▸ What the exercise asks
Using the entries that follow, count the lines containing the word "title" and give that number by itself.

[Start]

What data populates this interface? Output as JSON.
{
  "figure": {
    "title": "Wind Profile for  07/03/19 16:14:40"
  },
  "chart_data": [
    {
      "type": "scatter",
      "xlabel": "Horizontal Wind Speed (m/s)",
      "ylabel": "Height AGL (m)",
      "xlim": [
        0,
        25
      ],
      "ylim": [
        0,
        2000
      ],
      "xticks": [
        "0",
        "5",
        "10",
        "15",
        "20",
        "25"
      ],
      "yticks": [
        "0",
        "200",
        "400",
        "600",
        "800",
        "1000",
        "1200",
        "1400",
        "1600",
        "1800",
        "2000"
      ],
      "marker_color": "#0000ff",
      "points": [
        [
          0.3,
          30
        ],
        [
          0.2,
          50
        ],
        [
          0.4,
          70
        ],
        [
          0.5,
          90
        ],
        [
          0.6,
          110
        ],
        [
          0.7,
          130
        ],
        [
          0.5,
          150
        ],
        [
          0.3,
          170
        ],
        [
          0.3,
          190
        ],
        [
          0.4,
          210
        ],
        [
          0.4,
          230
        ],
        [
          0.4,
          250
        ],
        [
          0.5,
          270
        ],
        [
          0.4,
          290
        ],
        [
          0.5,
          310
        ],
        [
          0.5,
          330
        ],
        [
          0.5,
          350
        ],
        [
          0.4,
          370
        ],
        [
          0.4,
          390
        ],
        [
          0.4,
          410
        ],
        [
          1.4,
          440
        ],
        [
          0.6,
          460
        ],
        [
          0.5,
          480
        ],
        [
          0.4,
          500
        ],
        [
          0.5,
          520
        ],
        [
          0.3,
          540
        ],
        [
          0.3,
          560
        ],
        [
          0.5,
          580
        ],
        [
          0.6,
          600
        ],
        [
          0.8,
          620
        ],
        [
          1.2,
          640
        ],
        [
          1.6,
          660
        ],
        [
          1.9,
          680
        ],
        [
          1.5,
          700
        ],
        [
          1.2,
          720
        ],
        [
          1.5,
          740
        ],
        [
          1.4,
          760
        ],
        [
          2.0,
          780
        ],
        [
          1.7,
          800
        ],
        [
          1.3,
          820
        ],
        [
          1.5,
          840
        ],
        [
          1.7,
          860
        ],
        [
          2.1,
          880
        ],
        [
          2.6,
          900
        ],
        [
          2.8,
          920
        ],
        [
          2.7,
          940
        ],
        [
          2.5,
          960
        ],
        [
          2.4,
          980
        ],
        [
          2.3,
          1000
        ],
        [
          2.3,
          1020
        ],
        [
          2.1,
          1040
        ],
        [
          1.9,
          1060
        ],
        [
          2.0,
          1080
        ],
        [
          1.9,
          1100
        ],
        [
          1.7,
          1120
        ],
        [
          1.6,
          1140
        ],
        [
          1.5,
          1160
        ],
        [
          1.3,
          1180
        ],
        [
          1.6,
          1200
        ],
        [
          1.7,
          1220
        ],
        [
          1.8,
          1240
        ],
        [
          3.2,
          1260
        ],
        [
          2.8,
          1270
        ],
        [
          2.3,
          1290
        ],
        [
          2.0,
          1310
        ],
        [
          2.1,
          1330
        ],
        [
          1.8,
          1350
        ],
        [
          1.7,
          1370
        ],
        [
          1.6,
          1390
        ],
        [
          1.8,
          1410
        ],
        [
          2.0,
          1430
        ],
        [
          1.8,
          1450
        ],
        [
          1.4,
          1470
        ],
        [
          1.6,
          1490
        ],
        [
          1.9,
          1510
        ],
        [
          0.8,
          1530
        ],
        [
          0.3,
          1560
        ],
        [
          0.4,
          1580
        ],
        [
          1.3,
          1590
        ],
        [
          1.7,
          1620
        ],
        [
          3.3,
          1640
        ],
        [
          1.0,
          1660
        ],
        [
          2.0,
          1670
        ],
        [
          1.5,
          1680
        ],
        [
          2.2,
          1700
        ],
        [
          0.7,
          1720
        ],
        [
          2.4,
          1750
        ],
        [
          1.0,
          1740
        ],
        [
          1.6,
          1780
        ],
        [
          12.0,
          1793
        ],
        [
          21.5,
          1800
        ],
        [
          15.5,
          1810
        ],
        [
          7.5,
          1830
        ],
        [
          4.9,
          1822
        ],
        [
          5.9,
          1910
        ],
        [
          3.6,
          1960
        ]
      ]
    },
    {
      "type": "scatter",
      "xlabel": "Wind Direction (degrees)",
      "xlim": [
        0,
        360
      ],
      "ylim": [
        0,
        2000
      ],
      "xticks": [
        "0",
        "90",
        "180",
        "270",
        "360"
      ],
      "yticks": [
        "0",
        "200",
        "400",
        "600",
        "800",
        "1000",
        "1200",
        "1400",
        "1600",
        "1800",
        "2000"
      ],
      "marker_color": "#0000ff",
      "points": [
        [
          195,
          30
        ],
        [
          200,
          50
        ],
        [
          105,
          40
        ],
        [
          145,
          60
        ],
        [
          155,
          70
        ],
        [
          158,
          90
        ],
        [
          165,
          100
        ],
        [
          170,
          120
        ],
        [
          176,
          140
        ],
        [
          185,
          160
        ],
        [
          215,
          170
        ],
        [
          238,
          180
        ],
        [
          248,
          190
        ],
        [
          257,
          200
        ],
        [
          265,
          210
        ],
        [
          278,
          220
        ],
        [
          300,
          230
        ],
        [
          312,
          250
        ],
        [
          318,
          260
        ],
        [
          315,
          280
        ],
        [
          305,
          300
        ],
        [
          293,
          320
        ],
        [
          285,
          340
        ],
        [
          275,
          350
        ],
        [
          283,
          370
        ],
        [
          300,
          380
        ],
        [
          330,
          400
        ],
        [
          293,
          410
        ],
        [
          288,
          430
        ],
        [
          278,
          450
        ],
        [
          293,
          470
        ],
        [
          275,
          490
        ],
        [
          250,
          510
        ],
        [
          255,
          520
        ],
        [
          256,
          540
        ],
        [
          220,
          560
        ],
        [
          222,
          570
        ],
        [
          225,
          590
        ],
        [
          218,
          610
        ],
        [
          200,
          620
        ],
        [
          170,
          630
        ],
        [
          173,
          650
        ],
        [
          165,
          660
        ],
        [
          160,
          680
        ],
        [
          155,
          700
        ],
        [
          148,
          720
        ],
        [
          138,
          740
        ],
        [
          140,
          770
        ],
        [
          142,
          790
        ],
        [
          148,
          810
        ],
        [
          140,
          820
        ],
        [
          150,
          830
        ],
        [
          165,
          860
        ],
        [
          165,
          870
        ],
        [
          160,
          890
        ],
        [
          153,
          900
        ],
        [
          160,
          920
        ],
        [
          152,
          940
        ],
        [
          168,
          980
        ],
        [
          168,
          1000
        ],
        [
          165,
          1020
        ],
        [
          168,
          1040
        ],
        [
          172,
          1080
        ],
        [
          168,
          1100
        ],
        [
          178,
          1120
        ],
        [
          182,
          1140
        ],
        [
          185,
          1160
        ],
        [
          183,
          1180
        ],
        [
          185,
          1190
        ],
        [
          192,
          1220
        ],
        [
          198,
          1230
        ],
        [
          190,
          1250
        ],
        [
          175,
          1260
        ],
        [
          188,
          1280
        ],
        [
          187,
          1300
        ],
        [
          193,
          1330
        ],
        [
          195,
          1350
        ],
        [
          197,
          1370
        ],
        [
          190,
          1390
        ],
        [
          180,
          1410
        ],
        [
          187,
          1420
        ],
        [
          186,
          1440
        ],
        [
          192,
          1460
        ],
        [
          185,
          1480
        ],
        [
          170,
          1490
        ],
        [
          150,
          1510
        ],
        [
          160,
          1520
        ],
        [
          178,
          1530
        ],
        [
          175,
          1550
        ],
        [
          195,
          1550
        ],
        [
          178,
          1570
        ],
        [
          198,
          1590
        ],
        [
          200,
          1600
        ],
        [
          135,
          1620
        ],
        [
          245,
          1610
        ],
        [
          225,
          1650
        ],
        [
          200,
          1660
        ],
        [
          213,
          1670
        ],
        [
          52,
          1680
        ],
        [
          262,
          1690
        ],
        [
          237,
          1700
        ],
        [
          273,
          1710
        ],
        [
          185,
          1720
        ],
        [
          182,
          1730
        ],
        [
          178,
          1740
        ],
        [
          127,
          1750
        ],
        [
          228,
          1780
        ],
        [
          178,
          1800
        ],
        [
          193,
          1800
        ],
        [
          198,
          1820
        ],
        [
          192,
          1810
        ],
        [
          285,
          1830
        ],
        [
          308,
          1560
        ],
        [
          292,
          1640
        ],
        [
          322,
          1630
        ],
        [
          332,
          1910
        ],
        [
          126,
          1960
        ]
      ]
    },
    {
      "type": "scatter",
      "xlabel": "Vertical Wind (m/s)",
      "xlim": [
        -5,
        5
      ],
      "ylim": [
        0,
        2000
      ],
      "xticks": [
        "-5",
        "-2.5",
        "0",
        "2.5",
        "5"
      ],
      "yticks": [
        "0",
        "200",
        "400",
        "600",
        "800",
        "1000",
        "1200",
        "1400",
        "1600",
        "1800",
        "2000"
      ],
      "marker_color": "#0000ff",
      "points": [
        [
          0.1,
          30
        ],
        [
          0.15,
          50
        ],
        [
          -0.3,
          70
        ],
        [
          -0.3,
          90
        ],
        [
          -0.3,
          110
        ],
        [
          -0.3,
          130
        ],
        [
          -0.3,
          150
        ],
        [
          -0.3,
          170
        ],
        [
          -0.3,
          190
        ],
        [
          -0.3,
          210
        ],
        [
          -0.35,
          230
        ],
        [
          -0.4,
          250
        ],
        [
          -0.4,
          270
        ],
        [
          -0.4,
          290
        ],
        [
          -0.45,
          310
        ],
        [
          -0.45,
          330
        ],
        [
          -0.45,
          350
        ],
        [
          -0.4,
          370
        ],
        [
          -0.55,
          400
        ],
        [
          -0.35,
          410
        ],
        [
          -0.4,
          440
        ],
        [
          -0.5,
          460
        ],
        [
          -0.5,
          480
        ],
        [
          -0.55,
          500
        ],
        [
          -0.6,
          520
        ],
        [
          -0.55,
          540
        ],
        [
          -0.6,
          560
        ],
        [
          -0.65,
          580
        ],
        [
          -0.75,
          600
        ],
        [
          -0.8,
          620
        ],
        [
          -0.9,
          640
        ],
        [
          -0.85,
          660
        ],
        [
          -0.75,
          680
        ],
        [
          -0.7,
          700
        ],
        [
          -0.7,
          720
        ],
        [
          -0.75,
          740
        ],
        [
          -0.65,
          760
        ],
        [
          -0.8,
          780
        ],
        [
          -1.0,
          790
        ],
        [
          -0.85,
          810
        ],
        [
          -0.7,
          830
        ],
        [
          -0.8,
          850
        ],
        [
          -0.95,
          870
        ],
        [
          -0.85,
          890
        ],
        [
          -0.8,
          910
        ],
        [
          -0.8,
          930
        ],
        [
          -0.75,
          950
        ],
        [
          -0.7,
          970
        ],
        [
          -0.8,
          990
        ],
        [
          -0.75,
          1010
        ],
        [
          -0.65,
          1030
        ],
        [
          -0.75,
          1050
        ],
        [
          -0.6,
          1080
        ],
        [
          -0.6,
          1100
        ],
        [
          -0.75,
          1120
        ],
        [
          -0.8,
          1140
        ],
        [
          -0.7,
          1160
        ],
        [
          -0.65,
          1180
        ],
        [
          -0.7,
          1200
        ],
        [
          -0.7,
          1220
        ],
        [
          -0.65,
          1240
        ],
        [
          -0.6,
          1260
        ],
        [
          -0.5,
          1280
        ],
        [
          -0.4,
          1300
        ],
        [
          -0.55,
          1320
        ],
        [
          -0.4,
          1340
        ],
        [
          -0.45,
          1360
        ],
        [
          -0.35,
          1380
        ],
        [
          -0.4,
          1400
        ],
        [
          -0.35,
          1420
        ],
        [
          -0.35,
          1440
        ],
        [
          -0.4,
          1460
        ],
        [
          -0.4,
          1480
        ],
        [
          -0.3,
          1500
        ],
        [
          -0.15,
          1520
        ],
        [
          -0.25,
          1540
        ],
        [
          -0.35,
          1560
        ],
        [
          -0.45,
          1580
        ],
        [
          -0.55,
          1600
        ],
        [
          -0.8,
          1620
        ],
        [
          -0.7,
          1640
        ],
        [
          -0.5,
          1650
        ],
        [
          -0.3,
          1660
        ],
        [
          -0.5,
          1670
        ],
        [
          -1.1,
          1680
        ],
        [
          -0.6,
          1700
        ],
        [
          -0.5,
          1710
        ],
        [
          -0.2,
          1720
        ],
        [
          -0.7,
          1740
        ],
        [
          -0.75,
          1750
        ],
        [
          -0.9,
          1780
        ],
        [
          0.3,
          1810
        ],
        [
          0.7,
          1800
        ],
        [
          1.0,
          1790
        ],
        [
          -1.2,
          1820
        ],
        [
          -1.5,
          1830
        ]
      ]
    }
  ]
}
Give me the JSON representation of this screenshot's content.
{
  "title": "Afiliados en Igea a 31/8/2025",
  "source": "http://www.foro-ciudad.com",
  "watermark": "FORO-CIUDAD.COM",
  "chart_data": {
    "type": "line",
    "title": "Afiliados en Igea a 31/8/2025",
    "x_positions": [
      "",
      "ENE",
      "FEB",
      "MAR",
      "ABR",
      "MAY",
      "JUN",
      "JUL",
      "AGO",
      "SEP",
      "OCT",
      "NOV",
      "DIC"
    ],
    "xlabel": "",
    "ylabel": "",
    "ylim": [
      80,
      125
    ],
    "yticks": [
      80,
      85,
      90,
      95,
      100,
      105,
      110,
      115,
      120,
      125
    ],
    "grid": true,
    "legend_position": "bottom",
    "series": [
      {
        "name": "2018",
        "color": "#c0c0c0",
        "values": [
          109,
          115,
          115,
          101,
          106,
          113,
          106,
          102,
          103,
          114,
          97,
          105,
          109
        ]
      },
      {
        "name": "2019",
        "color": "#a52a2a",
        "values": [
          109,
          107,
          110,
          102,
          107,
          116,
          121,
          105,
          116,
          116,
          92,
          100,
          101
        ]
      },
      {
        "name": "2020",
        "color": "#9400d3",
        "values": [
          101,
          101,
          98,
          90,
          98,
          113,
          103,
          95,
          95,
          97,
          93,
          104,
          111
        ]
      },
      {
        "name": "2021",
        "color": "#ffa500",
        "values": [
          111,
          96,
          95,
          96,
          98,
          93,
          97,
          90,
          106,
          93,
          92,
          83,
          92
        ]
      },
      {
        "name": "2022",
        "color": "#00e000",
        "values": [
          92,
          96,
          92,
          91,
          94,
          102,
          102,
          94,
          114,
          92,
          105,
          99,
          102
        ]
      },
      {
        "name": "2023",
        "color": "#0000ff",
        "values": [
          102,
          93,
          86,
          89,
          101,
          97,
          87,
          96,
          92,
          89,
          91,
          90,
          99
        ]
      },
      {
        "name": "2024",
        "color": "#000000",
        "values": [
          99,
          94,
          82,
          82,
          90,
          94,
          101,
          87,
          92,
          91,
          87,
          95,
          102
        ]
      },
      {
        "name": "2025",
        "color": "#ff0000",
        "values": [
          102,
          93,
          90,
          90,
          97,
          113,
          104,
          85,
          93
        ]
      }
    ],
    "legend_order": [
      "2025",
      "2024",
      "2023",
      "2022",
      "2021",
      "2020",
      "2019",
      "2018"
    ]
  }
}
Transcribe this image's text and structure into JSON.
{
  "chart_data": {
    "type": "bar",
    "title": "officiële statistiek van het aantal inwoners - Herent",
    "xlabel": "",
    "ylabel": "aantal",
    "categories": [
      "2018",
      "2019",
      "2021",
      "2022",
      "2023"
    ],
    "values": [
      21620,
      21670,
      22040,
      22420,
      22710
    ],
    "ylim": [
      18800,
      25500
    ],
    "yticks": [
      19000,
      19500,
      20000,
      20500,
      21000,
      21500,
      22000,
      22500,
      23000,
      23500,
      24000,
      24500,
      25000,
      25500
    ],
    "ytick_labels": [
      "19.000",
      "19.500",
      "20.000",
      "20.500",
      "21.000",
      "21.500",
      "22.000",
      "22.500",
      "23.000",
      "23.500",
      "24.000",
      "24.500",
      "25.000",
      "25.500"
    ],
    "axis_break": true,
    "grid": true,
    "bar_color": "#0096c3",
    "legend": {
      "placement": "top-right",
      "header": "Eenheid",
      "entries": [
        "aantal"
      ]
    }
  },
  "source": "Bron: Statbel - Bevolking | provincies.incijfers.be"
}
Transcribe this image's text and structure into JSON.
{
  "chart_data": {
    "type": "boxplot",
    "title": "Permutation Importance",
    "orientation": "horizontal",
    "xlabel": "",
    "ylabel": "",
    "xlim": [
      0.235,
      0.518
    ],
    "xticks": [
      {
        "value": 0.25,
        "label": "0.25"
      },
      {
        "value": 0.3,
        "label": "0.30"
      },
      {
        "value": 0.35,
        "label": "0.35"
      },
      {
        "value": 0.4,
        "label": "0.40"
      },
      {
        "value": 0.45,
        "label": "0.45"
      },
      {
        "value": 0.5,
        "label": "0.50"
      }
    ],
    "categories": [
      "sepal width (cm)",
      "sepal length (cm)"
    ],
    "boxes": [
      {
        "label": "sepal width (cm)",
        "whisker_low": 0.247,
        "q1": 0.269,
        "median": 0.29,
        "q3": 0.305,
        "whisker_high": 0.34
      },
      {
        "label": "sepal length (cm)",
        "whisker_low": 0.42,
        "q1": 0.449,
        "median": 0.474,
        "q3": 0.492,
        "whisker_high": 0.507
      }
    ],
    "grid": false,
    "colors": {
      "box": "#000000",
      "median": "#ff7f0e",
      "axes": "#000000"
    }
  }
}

[End]

▸ Output of the exercise
5